(Records that describe figures)
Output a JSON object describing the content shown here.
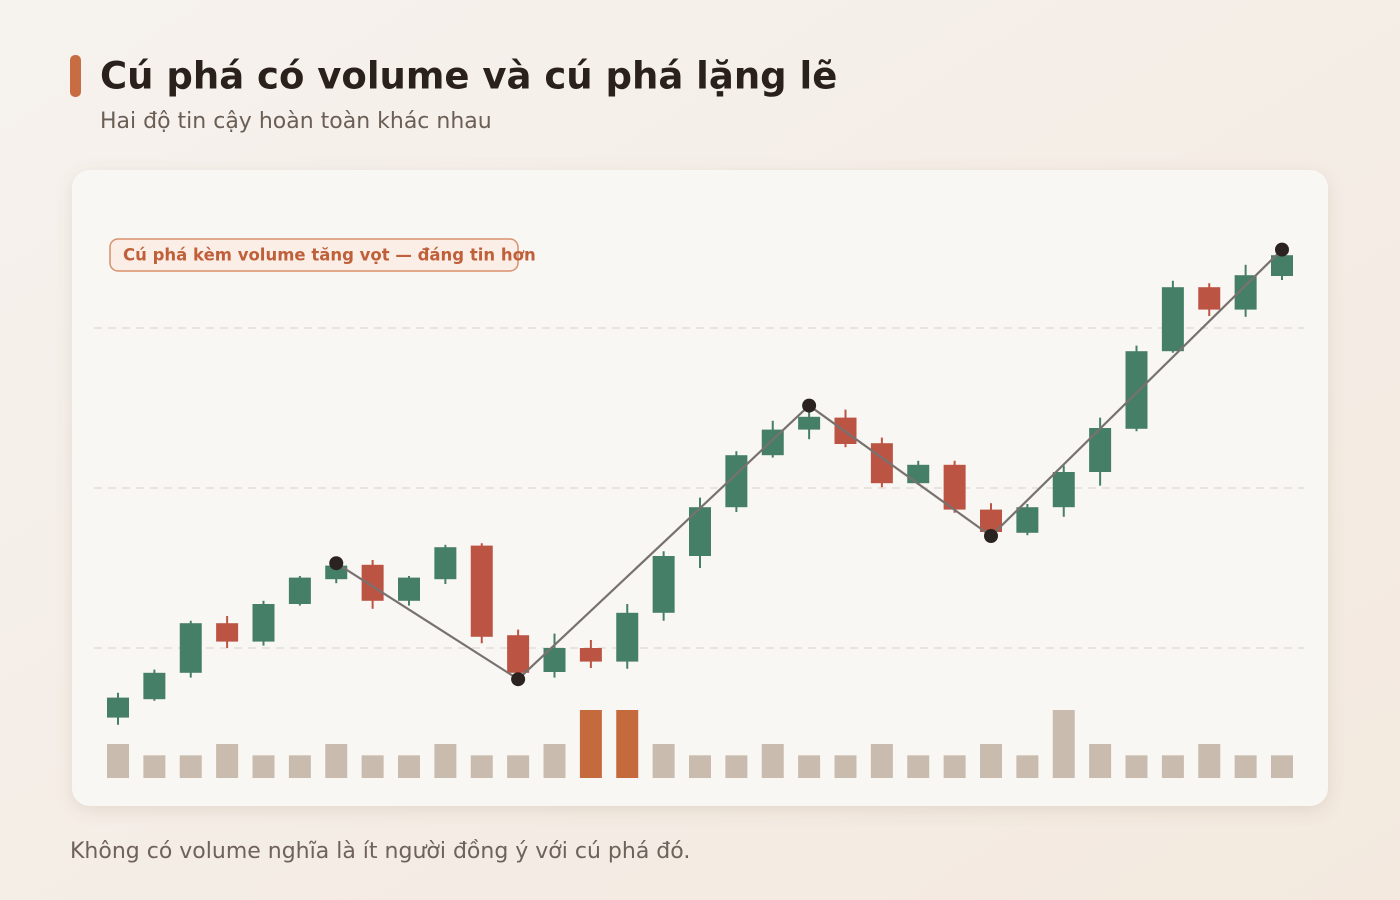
{
  "chart_data": {
    "type": "candlestick",
    "title": "Cú phá có volume và cú phá lặng lẽ",
    "subtitle": "Hai độ tin cậy hoàn toàn khác nhau",
    "annotation": "Cú phá kèm volume tăng vọt — đáng tin hơn",
    "caption": "Không có volume nghĩa là ít người đồng ý với cú phá đó.",
    "ylim": [
      70,
      130
    ],
    "yticks": [
      80,
      100,
      120
    ],
    "grid": true,
    "up_color": "#467f67",
    "down_color": "#bc5444",
    "open": [
      71.3,
      73.6,
      76.9,
      83.1,
      80.8,
      85.5,
      88.6,
      90.4,
      85.9,
      88.6,
      92.8,
      81.6,
      77,
      80,
      78.3,
      84.4,
      91.5,
      97.6,
      104.1,
      107.3,
      108.8,
      105.6,
      100.6,
      102.9,
      97.3,
      94.4,
      97.6,
      102,
      107.4,
      117.1,
      125.1,
      122.3,
      126.5
    ],
    "high": [
      74.4,
      77.3,
      83.4,
      84,
      85.9,
      89,
      91,
      91,
      89,
      92.9,
      93.1,
      82.3,
      81.8,
      81,
      85.5,
      92.1,
      98.8,
      104.6,
      108.4,
      110.4,
      109.8,
      106.3,
      103.4,
      103.4,
      98.1,
      98,
      102.8,
      108.8,
      117.8,
      125.9,
      125.6,
      127.9,
      130
    ],
    "low": [
      70.4,
      73.4,
      76.3,
      80,
      80.3,
      85.3,
      88.1,
      84.9,
      85.3,
      88,
      80.6,
      76,
      76.3,
      77.5,
      77.4,
      83.4,
      90,
      97,
      103.8,
      106.1,
      105.1,
      100.1,
      100.4,
      96.9,
      94,
      94.1,
      96.4,
      100.3,
      107.1,
      116.9,
      121.5,
      121.4,
      126
    ],
    "close": [
      73.8,
      76.9,
      83.1,
      80.8,
      85.5,
      88.8,
      90.3,
      85.9,
      88.8,
      92.6,
      81.4,
      76.9,
      80,
      78.3,
      84.4,
      91.5,
      97.6,
      104.1,
      107.3,
      108.9,
      105.5,
      100.6,
      102.9,
      97.3,
      94.5,
      97.6,
      102,
      107.5,
      117.1,
      125.1,
      122.3,
      126.6,
      129.1
    ],
    "volume": {
      "ylim": [
        0,
        6
      ],
      "values": [
        3,
        2,
        2,
        3,
        2,
        2,
        3,
        2,
        2,
        3,
        2,
        2,
        3,
        6,
        6,
        3,
        2,
        2,
        3,
        2,
        2,
        3,
        2,
        2,
        3,
        2,
        6,
        3,
        2,
        2,
        3,
        2,
        2
      ],
      "colors": [
        "#c9bcae",
        "#c9bcae",
        "#c9bcae",
        "#c9bcae",
        "#c9bcae",
        "#c9bcae",
        "#c9bcae",
        "#c9bcae",
        "#c9bcae",
        "#c9bcae",
        "#c9bcae",
        "#c9bcae",
        "#c9bcae",
        "#c46a3c",
        "#c46a3c",
        "#c9bcae",
        "#c9bcae",
        "#c9bcae",
        "#c9bcae",
        "#c9bcae",
        "#c9bcae",
        "#c9bcae",
        "#c9bcae",
        "#c9bcae",
        "#c9bcae",
        "#c9bcae",
        "#c9bcae",
        "#c9bcae",
        "#c9bcae",
        "#c9bcae",
        "#c9bcae",
        "#c9bcae",
        "#c9bcae"
      ]
    },
    "zigzag": {
      "color": "#777270",
      "x": [
        6,
        11,
        19,
        24,
        32
      ],
      "values": [
        90.6,
        76.1,
        110.3,
        94,
        129.8
      ]
    }
  }
}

## REQUIREMENTS
Reproduce every entry exactly, but omit each picture.

## FINISHED ANSWER
Output a JSON object describing the content shown here.
{
  "chart_data": {
    "type": "candlestick",
    "title": "Cú phá có volume và cú phá lặng lẽ",
    "subtitle": "Hai độ tin cậy hoàn toàn khác nhau",
    "annotation": "Cú phá kèm volume tăng vọt — đáng tin hơn",
    "caption": "Không có volume nghĩa là ít người đồng ý với cú phá đó.",
    "ylim": [
      70,
      130
    ],
    "yticks": [
      80,
      100,
      120
    ],
    "grid": true,
    "up_color": "#467f67",
    "down_color": "#bc5444",
    "open": [
      71.3,
      73.6,
      76.9,
      83.1,
      80.8,
      85.5,
      88.6,
      90.4,
      85.9,
      88.6,
      92.8,
      81.6,
      77,
      80,
      78.3,
      84.4,
      91.5,
      97.6,
      104.1,
      107.3,
      108.8,
      105.6,
      100.6,
      102.9,
      97.3,
      94.4,
      97.6,
      102,
      107.4,
      117.1,
      125.1,
      122.3,
      126.5
    ],
    "high": [
      74.4,
      77.3,
      83.4,
      84,
      85.9,
      89,
      91,
      91,
      89,
      92.9,
      93.1,
      82.3,
      81.8,
      81,
      85.5,
      92.1,
      98.8,
      104.6,
      108.4,
      110.4,
      109.8,
      106.3,
      103.4,
      103.4,
      98.1,
      98,
      102.8,
      108.8,
      117.8,
      125.9,
      125.6,
      127.9,
      130
    ],
    "low": [
      70.4,
      73.4,
      76.3,
      80,
      80.3,
      85.3,
      88.1,
      84.9,
      85.3,
      88,
      80.6,
      76,
      76.3,
      77.5,
      77.4,
      83.4,
      90,
      97,
      103.8,
      106.1,
      105.1,
      100.1,
      100.4,
      96.9,
      94,
      94.1,
      96.4,
      100.3,
      107.1,
      116.9,
      121.5,
      121.4,
      126
    ],
    "close": [
      73.8,
      76.9,
      83.1,
      80.8,
      85.5,
      88.8,
      90.3,
      85.9,
      88.8,
      92.6,
      81.4,
      76.9,
      80,
      78.3,
      84.4,
      91.5,
      97.6,
      104.1,
      107.3,
      108.9,
      105.5,
      100.6,
      102.9,
      97.3,
      94.5,
      97.6,
      102,
      107.5,
      117.1,
      125.1,
      122.3,
      126.6,
      129.1
    ],
    "volume": {
      "ylim": [
        0,
        6
      ],
      "values": [
        3,
        2,
        2,
        3,
        2,
        2,
        3,
        2,
        2,
        3,
        2,
        2,
        3,
        6,
        6,
        3,
        2,
        2,
        3,
        2,
        2,
        3,
        2,
        2,
        3,
        2,
        6,
        3,
        2,
        2,
        3,
        2,
        2
      ],
      "colors": [
        "#c9bcae",
        "#c9bcae",
        "#c9bcae",
        "#c9bcae",
        "#c9bcae",
        "#c9bcae",
        "#c9bcae",
        "#c9bcae",
        "#c9bcae",
        "#c9bcae",
        "#c9bcae",
        "#c9bcae",
        "#c9bcae",
        "#c46a3c",
        "#c46a3c",
        "#c9bcae",
        "#c9bcae",
        "#c9bcae",
        "#c9bcae",
        "#c9bcae",
        "#c9bcae",
        "#c9bcae",
        "#c9bcae",
        "#c9bcae",
        "#c9bcae",
        "#c9bcae",
        "#c9bcae",
        "#c9bcae",
        "#c9bcae",
        "#c9bcae",
        "#c9bcae",
        "#c9bcae",
        "#c9bcae"
      ]
    },
    "zigzag": {
      "color": "#777270",
      "x": [
        6,
        11,
        19,
        24,
        32
      ],
      "values": [
        90.6,
        76.1,
        110.3,
        94,
        129.8
      ]
    }
  }
}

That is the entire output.